Provided text:
--- Start ---

The same issuer also may have different credit ratings for different bonds. This difference results from the bond's structure, how it is secured debt, and the degree to which the bond is subordinated bonds to other debt. Many larger CRAs offer "credit rating advisory services" that essentially advise an issuer on how to structure its bond offerings and SPEs so as to achieve a given credit rating for a certain debt tranche. This creates a potential conflict of interest, of course, as the CRA may feel obligated to provide the issuer with that given rating if the issuer followed its advice on structuring the offering. Some CRAs avoid this conflict by refusing to rate debt offerings for which its advisory services were sought.

Ratings use by investment banks and broker-dealers

Investment banks and broker-dealers also use credit ratings in calculating their own risk portfolio (finance) (i.e., the collective risk of all of their investments). Larger banks and broker-dealers conduct their own risk calculations, but rely on CRA ratings as a "check" (and double-check or triple-check) against their own analyses.

Ratings use by government regulators

Regulators use credit ratings as well, or permit these ratings to be used for regulatory purposes. For example, under the Basel II agreement of the Basel Committee on Banking Supervision, banking regulators can allow banks to use credit ratings from certain approved CRAs (called "ECAIs" or "External Credit Assessment Institutions") when calculating their net capital reserve requirements. In the United States, the Securities and Exchange Commission (SEC) permits investment banks and broker-dealers to use credit ratings from "Nationally Recognized Statistical Rating Organizations" (or "NRSROs") for similar purposes. The idea is that banks and other financial institutions should not need to keep in reserve the same amount of capital to protect the institution against (for example) a run on the bank, if the financial institution is heavily invested in highly liquid and very "safe" securities (such as U.S. government bonds or short-term commercial paper from very stable companies).

CRA ratings are also used for other regulatory purposes as well. The U.S. SEC, for example, permits certain bond issuers to use a shorten prospectus form when issuing bonds if the issuer is older, has issued bonds before, and has a credit rating above a certain level. SEC regulations also require that money market funds (mutual funds that mimic the safety and liquidity of a bank savings deposit, but without FDIC insurance) comprise only securities with a very high rating from an NRSRO. Likewise, insurance regulators use credit ratings to ascertain the strength of the reserves held by insurance companies.

--- End ---

Data:

--- Start ---

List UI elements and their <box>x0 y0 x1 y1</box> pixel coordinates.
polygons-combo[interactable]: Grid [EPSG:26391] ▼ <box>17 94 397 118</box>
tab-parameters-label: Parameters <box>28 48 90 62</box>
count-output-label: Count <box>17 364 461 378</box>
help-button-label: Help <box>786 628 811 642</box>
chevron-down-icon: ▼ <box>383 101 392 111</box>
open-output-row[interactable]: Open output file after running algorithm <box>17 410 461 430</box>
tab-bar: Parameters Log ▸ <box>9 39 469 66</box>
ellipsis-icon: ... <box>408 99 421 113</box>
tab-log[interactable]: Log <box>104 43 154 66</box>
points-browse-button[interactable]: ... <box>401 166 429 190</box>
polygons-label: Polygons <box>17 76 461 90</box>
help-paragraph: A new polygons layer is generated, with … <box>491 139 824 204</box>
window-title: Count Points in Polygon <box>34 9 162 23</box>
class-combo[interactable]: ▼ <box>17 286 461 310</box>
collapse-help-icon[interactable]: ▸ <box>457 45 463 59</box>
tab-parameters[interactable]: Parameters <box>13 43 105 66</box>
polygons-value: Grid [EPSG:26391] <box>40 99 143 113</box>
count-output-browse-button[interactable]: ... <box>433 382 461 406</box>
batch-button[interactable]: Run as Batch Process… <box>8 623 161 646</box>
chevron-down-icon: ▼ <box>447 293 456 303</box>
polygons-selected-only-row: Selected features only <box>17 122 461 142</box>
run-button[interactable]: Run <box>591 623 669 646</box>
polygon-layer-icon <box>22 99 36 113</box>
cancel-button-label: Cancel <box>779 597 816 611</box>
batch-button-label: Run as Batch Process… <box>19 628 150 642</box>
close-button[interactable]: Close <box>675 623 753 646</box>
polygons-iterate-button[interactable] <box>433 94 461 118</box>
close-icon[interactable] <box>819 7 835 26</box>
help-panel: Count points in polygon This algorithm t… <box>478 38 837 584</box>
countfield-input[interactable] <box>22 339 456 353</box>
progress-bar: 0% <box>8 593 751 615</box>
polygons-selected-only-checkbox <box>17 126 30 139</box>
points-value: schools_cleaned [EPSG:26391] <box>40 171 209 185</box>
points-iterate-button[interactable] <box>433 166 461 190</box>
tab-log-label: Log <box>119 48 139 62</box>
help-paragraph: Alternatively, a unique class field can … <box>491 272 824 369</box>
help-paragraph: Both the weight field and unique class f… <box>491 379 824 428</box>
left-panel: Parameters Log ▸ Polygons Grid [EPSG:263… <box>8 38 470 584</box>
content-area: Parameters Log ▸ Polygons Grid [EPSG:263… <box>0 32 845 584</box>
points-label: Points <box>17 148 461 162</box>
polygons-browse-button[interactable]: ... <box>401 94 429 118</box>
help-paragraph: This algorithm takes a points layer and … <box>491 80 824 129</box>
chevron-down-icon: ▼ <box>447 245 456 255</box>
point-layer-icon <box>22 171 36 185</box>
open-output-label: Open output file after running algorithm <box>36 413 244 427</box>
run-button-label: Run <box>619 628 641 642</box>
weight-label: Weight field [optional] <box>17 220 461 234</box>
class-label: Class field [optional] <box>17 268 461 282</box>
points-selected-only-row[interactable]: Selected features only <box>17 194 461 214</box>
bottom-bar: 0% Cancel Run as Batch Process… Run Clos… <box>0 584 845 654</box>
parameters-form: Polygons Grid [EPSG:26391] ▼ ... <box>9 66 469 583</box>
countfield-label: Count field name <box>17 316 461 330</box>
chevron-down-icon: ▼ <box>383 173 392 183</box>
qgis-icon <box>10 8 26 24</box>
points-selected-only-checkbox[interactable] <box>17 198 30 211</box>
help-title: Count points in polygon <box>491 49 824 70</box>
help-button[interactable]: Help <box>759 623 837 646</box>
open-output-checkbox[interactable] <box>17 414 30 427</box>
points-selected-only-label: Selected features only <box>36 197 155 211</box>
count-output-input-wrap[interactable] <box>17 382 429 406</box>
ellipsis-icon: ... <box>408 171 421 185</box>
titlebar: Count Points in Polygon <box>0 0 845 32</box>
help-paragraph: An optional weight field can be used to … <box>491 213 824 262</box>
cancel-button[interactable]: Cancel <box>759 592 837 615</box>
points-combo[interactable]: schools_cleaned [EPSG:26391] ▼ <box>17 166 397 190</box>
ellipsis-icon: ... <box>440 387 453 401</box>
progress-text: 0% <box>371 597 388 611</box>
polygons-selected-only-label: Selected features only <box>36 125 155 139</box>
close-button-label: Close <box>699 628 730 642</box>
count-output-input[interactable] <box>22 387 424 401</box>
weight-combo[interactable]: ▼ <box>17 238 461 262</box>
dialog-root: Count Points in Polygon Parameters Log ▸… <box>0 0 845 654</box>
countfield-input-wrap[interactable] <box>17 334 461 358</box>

--- End ---

Problems and tasks:
a. Reproduce the stretch of the credit ratings text from "CRA ratings are" through "by insurance companies.".
b. Answer these questions from the credit ratings text.
(i) How do some CRAs avoid the conflict of interest created by their advisory services?
(ii) What does the abbreviation "ECAIs" stand for?
(iii) Under SEC regulations, what may money market funds be made up of?
Rely only on the credit ratings text, not on the records.

The solutions:
a.
CRA ratings are also used for other regulatory purposes as well. The U.S. SEC, for example, permits certain bond issuers to use a shorten prospectus form when issuing bonds if the issuer is older, has issued bonds before, and has a credit rating above a certain level. SEC regulations also require that money market funds (mutual funds that mimic the safety and liquidity of a bank savings deposit, but without FDIC insurance) comprise only securities with a very high rating from an NRSRO. Likewise, insurance regulators use credit ratings to ascertain the strength of the reserves held by insurance companies.

b.
(i) They refuse to rate debt offerings for which their advisory services were sought.
(ii) External Credit Assessment Institutions.
(iii) Only securities with a very high rating from an NRSRO.